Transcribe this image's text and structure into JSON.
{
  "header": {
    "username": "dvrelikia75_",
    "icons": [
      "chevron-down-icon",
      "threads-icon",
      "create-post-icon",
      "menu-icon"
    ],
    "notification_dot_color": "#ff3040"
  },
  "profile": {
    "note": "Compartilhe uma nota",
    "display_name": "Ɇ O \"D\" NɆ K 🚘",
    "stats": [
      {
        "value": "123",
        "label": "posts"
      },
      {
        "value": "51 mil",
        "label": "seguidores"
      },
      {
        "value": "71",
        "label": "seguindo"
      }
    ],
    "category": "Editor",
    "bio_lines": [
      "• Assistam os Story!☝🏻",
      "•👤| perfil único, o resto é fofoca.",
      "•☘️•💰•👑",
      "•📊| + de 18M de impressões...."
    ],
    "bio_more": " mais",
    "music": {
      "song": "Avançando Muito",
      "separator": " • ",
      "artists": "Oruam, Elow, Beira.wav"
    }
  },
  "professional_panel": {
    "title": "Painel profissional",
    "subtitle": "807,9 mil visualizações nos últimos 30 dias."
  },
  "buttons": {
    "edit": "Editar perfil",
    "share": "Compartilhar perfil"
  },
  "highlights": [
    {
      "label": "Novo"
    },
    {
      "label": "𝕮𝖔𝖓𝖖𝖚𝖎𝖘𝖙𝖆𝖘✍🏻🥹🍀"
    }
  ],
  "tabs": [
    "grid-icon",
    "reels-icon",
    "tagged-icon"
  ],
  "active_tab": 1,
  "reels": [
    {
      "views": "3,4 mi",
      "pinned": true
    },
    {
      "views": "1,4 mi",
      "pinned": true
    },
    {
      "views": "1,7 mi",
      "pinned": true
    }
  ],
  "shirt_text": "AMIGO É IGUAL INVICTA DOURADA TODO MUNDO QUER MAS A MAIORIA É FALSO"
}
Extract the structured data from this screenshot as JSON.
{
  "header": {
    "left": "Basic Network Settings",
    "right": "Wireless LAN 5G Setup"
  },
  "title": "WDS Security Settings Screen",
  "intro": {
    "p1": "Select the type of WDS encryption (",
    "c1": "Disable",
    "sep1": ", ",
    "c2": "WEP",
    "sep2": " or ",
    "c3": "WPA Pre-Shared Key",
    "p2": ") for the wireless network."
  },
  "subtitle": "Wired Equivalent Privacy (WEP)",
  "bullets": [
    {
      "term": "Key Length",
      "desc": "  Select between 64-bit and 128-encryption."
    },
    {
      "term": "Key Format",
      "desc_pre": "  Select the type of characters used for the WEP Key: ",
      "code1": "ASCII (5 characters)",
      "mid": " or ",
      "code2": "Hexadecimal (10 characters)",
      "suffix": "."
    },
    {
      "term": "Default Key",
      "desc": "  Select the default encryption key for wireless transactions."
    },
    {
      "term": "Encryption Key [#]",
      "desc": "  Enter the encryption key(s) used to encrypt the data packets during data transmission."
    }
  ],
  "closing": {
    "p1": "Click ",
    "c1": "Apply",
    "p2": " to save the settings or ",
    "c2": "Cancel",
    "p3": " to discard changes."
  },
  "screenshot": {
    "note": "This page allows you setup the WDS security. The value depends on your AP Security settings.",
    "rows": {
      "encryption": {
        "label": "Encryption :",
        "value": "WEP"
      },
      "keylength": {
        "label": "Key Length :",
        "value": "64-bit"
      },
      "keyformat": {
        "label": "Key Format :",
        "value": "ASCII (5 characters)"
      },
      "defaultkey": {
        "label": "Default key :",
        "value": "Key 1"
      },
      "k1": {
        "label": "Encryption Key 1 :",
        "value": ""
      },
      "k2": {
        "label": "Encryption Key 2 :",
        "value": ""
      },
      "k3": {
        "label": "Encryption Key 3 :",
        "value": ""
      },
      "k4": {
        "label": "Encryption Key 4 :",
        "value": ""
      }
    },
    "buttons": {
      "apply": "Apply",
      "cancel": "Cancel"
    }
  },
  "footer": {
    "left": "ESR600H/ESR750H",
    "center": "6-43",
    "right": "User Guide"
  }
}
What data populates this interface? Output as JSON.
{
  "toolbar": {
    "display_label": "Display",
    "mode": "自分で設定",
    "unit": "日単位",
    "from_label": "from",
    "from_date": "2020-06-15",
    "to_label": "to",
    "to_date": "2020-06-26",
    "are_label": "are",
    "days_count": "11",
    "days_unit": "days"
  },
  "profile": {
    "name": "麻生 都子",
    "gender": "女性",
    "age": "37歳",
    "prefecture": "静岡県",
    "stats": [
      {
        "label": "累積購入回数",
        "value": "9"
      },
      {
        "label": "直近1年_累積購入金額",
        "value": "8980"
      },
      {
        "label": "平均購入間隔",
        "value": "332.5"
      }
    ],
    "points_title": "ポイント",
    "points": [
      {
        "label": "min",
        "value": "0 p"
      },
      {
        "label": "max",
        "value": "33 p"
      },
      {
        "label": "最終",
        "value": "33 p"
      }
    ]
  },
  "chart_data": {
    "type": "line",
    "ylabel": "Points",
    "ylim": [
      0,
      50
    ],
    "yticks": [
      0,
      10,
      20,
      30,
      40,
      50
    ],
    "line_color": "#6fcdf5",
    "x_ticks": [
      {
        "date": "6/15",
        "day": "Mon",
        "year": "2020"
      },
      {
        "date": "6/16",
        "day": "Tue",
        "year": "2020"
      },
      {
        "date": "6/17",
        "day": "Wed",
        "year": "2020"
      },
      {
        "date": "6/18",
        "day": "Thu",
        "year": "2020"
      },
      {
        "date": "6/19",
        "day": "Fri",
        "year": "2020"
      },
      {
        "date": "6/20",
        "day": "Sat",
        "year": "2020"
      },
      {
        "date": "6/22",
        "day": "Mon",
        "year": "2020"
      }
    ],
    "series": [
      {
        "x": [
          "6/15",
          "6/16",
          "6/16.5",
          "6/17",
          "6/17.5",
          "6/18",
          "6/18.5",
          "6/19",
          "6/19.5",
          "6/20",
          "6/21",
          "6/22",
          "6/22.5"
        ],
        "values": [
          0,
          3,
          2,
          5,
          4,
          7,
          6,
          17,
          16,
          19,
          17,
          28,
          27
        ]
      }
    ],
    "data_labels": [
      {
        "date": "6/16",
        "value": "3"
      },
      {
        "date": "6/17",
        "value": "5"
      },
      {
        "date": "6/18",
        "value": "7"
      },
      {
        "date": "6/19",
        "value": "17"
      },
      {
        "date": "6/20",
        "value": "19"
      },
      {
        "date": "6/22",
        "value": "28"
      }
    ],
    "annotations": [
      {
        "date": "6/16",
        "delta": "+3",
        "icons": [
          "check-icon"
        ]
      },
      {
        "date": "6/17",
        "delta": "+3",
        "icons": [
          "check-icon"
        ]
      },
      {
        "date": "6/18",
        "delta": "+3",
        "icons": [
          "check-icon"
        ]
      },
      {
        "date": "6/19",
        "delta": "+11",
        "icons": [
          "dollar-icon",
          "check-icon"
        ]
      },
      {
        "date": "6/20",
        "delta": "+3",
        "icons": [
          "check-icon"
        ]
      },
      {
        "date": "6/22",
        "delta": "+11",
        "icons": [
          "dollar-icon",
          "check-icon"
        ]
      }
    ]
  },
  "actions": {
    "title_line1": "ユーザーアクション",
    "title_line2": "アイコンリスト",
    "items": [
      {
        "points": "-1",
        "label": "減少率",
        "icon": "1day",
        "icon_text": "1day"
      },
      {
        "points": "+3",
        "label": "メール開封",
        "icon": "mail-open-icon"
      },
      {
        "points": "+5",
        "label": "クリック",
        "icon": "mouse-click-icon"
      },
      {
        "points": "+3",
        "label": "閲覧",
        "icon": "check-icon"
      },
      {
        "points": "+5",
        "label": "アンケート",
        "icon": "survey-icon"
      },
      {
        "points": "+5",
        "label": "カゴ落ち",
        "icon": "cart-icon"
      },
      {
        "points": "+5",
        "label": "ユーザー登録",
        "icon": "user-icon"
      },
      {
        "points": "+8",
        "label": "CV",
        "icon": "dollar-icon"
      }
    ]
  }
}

■ ■ ■ ■ ■ ■ ■

- EXERCISE OBJECTIVE: Using the records given above, list every line that includes the word "ASCII".

- EXERCISE RESULT:
      "code1": "ASCII (5 characters)",
        "value": "ASCII (5 characters)"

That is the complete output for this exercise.